→ Information provided
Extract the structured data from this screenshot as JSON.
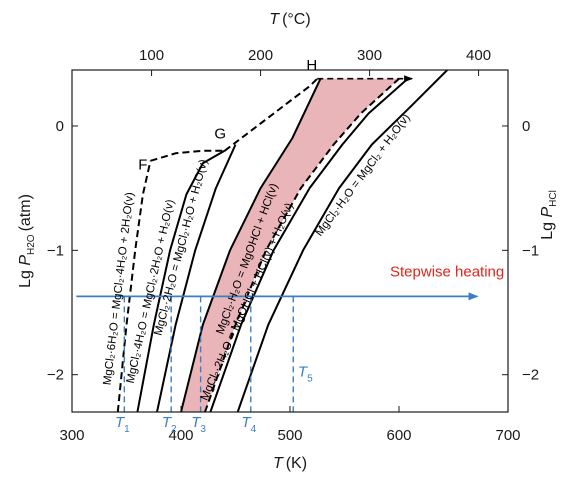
{
  "chart_data": {
    "type": "line",
    "x_bottom": {
      "label": "T",
      "unit": "(K)",
      "range": [
        300,
        700
      ],
      "ticks": [
        300,
        400,
        500,
        600,
        700
      ]
    },
    "x_top": {
      "label": "T",
      "unit": "(°C)",
      "ticks": [
        100,
        200,
        300,
        400
      ]
    },
    "y_left": {
      "label_prefix": "Lg ",
      "label_symbol": "P",
      "label_sub": "H2O",
      "unit": "(atm)",
      "range": [
        -2.3,
        0.45
      ],
      "ticks": [
        0,
        -1,
        -2
      ],
      "tick_labels": [
        "0",
        "−1",
        "−2"
      ]
    },
    "y_right": {
      "label_prefix": "Lg ",
      "label_symbol": "P",
      "label_sub": "HCl",
      "ticks": [
        0,
        -1,
        -2
      ],
      "tick_labels": [
        "0",
        "−1",
        "−2"
      ]
    },
    "series": [
      {
        "id": "hex",
        "name": "MgCl₂·6H₂O = MgCl₂·4H₂O + 2H₂O(v)",
        "style": "dashed",
        "points": [
          [
            342,
            -2.3
          ],
          [
            350,
            -1.6
          ],
          [
            358,
            -1.0
          ],
          [
            365,
            -0.55
          ],
          [
            372,
            -0.28
          ]
        ]
      },
      {
        "id": "tetra",
        "name": "MgCl₂·4H₂O = MgCl₂·2H₂O + H₂O(v)",
        "style": "solid",
        "points": [
          [
            360,
            -2.3
          ],
          [
            375,
            -1.6
          ],
          [
            390,
            -1.0
          ],
          [
            405,
            -0.55
          ],
          [
            420,
            -0.3
          ],
          [
            440,
            -0.2
          ]
        ]
      },
      {
        "id": "di",
        "name": "MgCl₂·2H₂O = MgCl₂·H₂O + H₂O(v)",
        "style": "solid",
        "points": [
          [
            378,
            -2.3
          ],
          [
            395,
            -1.6
          ],
          [
            413,
            -1.0
          ],
          [
            432,
            -0.5
          ],
          [
            450,
            -0.15
          ]
        ]
      },
      {
        "id": "FG",
        "style": "dashed",
        "points": [
          [
            372,
            -0.28
          ],
          [
            395,
            -0.22
          ],
          [
            420,
            -0.2
          ],
          [
            440,
            -0.2
          ]
        ]
      },
      {
        "id": "GH",
        "style": "dashed",
        "points": [
          [
            440,
            -0.2
          ],
          [
            470,
            0.0
          ],
          [
            500,
            0.2
          ],
          [
            518,
            0.32
          ],
          [
            525,
            0.38
          ]
        ]
      },
      {
        "id": "hyd-mono-left",
        "name": "MgCl₂·H₂O = MgOHCl + HCl(v)",
        "style": "solid",
        "points": [
          [
            400,
            -2.3
          ],
          [
            420,
            -1.6
          ],
          [
            445,
            -1.0
          ],
          [
            473,
            -0.5
          ],
          [
            502,
            -0.1
          ],
          [
            528,
            0.38
          ]
        ]
      },
      {
        "id": "hyd-mono-right",
        "style": "dashed",
        "points": [
          [
            422,
            -2.3
          ],
          [
            450,
            -1.6
          ],
          [
            478,
            -1.0
          ],
          [
            510,
            -0.5
          ],
          [
            540,
            -0.15
          ],
          [
            565,
            0.1
          ],
          [
            600,
            0.38
          ]
        ]
      },
      {
        "id": "hyd-di",
        "name": "MgCl₂·2H₂O = MgOHCl + HCl(v) + H₂O(v)",
        "style": "solid",
        "points": [
          [
            427,
            -2.3
          ],
          [
            455,
            -1.6
          ],
          [
            485,
            -1.0
          ],
          [
            518,
            -0.5
          ],
          [
            548,
            -0.15
          ],
          [
            572,
            0.1
          ],
          [
            608,
            0.38
          ]
        ]
      },
      {
        "id": "mono-dehyd",
        "name": "MgCl₂·H₂O = MgCl₂ + H₂O(v)",
        "style": "solid",
        "points": [
          [
            452,
            -2.3
          ],
          [
            480,
            -1.6
          ],
          [
            512,
            -1.0
          ],
          [
            545,
            -0.5
          ],
          [
            575,
            -0.15
          ],
          [
            610,
            0.15
          ],
          [
            650,
            0.5
          ]
        ]
      }
    ],
    "shaded_region": {
      "color": "#eab5b8",
      "left_boundary": "hyd-mono-left",
      "right_boundary": "hyd-mono-right"
    },
    "top_arrow": {
      "from": [
        525,
        0.38
      ],
      "to": [
        612,
        0.38
      ]
    },
    "point_labels": [
      {
        "text": "F",
        "at": [
          365,
          -0.35
        ]
      },
      {
        "text": "G",
        "at": [
          436,
          -0.1
        ]
      },
      {
        "text": "H",
        "at": [
          520,
          0.45
        ]
      }
    ],
    "heating_arrow": {
      "label": "Stepwise heating",
      "label_color": "#e0251b",
      "y": -1.37,
      "x_from": 304,
      "x_to": 672,
      "color": "#3a7fc4"
    },
    "temperature_markers": [
      {
        "label": "T",
        "sub": "1",
        "x": 348,
        "top_y": -1.37
      },
      {
        "label": "T",
        "sub": "2",
        "x": 391,
        "top_y": -1.37
      },
      {
        "label": "T",
        "sub": "3",
        "x": 418,
        "top_y": -1.37
      },
      {
        "label": "T",
        "sub": "4",
        "x": 464,
        "top_y": -1.37
      },
      {
        "label": "T",
        "sub": "5",
        "x": 503,
        "top_y": -1.37
      }
    ],
    "colors": {
      "axis": "#1a1a1a",
      "curve": "#000000",
      "blue": "#3a7fc4",
      "red_text": "#e0251b"
    }
  }
}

→ Problem statement
Every line that holds the word "MgCl₂" should be extracted.

→ Solution for this task
        "name": "MgCl₂·6H₂O = MgCl₂·4H₂O + 2H₂O(v)",
        "name": "MgCl₂·4H₂O = MgCl₂·2H₂O + H₂O(v)",
        "name": "MgCl₂·2H₂O = MgCl₂·H₂O + H₂O(v)",
        "name": "MgCl₂·H₂O = MgOHCl + HCl(v)",
        "name": "MgCl₂·2H₂O = MgOHCl + HCl(v) + H₂O(v)",
        "name": "MgCl₂·H₂O = MgCl₂ + H₂O(v)",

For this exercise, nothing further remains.